### Exercise aim
Word for word, restate every line of the material.

### Raw data
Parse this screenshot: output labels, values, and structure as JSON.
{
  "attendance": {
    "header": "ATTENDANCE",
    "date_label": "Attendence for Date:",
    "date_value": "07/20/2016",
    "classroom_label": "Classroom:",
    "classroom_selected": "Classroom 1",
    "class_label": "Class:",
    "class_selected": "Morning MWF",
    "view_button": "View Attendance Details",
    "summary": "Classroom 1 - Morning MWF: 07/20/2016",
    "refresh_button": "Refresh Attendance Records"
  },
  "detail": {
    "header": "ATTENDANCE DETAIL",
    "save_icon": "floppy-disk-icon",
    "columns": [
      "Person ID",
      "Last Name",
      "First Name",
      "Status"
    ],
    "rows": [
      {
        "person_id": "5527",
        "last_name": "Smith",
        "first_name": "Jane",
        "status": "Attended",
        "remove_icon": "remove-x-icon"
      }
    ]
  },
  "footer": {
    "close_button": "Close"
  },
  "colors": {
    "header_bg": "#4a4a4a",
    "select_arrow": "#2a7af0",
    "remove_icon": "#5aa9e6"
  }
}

### Answer to this problem
Parse this screenshot: output labels, values, and structure as JSON.
{
  "attendance": {
    "header": "ATTENDANCE",
    "date_label": "Attendence for Date:",
    "date_value": "07/20/2016",
    "classroom_label": "Classroom:",
    "classroom_selected": "Classroom 1",
    "class_label": "Class:",
    "class_selected": "Morning MWF",
    "view_button": "View Attendance Details",
    "summary": "Classroom 1 - Morning MWF: 07/20/2016",
    "refresh_button": "Refresh Attendance Records"
  },
  "detail": {
    "header": "ATTENDANCE DETAIL",
    "save_icon": "floppy-disk-icon",
    "columns": [
      "Person ID",
      "Last Name",
      "First Name",
      "Status"
    ],
    "rows": [
      {
        "person_id": "5527",
        "last_name": "Smith",
        "first_name": "Jane",
        "status": "Attended",
        "remove_icon": "remove-x-icon"
      }
    ]
  },
  "footer": {
    "close_button": "Close"
  },
  "colors": {
    "header_bg": "#4a4a4a",
    "select_arrow": "#2a7af0",
    "remove_icon": "#5aa9e6"
  }
}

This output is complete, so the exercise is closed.